CONSIGNES DE TRAVAIL:
a) D'après la chronique, pourquoi les hommes se terrent-ils la nuit dans des habitations dont les portes et fenêtres sont protégées par des runes ? Répondez en une à trois phrases.
b) Renvoyez à l'identique les lignes de données, de la toute première jusqu'à celle qui contient "day-9[interactable]: 9 <box>93", celle-ci comprise.

TEXTE À LIRE:

<<<<

En cette période de fin d'année placée sous l’ombre du merveilleux, le Père Noël n’a pas oublié la Fantasy dans les cadeaux qui emplissent la hotte. Bien entendu, pour nous, il a pris l’apparence des éditeurs qui ouvrent désormais largement leur catalogue au genre qui nous passionne vous et moi, puisque vous lisez ces chroniques.
 
Pour commencer, je ferai un détour par l’incontournable Bragelonne qui, après nous avoir offert Patrick Rothfuss et son fameux Nom du vent, récidive rayon découvertes avec L’homme Rune premier volet du Cycle des Démons. Dans le monde occidental la nuit est souvent associée à la terreur. Pour son premier roman publié l’américain Peter V. Brett a su habilement exploiter cette angoisse en imaginant un univers pseudo médiéval proche de notre monde  où les humains deviennent à la nuit tombée les proies de créatures immortelles et magiques : les démons, qu’ils soient de la pierre, de l’air, du feu, etc… Pour leur échapper les hommes se terrent la nuit venue dans leurs habitations dont portes et fenêtres sont protégées par un maillage de runes magiques qui empêchent les démons d’approcher. Du moins, la plupart du temps… car, lorsque l’une de ces runes présentent des marques de faiblesse, c’est la curée assurée. Après avoir campé ce décor inquiétant à souhait digne des Oiseaux d’Hitchcock ou de La Nuit des morts vivants de Romero (la première version en noir et blanc, bien entendu) l’auteur y introduit trois personnages dont nous sommes invités à suivre le destin douloureux. Trois enfants qui ne veulent pas se résoudre à la vie de cloportes à laquelle sont réduits leurs congénères, sortant et travaillant le jour, se cachant la nuit et trouvant tout à fait normal que leur famille et leur entourage succombent aux exactions des démons.

>>>>

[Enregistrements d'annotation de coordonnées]
<<<<

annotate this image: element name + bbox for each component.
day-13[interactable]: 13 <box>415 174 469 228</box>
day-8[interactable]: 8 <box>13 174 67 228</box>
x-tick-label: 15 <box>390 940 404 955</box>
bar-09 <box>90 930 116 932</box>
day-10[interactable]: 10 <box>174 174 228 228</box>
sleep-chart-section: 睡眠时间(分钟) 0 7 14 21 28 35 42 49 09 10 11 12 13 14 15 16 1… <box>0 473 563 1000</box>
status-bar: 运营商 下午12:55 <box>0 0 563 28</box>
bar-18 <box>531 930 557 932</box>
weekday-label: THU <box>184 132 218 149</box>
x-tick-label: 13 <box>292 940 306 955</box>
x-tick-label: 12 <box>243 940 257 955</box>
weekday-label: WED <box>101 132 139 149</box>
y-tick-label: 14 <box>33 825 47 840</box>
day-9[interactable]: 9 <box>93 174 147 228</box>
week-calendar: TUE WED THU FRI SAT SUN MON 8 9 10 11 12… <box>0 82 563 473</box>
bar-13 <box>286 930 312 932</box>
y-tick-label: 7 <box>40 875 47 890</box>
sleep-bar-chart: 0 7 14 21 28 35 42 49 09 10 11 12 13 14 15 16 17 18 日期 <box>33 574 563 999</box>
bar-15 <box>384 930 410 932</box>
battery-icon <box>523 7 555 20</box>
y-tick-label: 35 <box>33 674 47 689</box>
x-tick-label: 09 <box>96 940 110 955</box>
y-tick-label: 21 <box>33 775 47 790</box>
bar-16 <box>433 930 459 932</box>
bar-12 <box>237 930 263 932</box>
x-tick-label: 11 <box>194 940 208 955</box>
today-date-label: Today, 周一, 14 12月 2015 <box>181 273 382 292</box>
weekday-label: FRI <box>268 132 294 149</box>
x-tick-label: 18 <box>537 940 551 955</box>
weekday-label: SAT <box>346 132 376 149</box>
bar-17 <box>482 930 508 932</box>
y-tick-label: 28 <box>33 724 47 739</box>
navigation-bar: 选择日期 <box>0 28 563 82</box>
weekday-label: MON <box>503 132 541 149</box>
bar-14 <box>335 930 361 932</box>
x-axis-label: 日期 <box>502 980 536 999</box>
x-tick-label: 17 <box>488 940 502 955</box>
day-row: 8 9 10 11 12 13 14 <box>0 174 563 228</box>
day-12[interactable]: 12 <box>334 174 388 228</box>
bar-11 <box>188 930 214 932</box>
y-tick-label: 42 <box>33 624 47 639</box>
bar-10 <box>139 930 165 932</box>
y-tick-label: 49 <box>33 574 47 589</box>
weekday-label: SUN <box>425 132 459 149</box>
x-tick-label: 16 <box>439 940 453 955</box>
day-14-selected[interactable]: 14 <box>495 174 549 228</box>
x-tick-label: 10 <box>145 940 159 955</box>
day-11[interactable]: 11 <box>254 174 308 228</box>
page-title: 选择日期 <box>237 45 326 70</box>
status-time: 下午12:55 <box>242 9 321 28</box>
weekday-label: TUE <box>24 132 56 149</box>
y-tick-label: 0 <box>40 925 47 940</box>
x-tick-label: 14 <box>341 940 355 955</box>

>>>>

RÉPONSES PAR CONSIGNE:
a) Ils s'y terrent pour échapper aux démons, des créatures immortelles et magiques dont les humains deviennent les proies à la nuit tombée. Le maillage de runes magiques qui protège portes et fenêtres empêche les démons d'approcher, du moins la plupart du temps.

b)
annotate this image: element name + bbox for each component.
day-13[interactable]: 13 <box>415 174 469 228</box>
day-8[interactable]: 8 <box>13 174 67 228</box>
x-tick-label: 15 <box>390 940 404 955</box>
bar-09 <box>90 930 116 932</box>
day-10[interactable]: 10 <box>174 174 228 228</box>
sleep-chart-section: 睡眠时间(分钟) 0 7 14 21 28 35 42 49 09 10 11 12 13 14 15 16 1… <box>0 473 563 1000</box>
status-bar: 运营商 下午12:55 <box>0 0 563 28</box>
bar-18 <box>531 930 557 932</box>
weekday-label: THU <box>184 132 218 149</box>
x-tick-label: 13 <box>292 940 306 955</box>
x-tick-label: 12 <box>243 940 257 955</box>
weekday-label: WED <box>101 132 139 149</box>
y-tick-label: 14 <box>33 825 47 840</box>
day-9[interactable]: 9 <box>93 174 147 228</box>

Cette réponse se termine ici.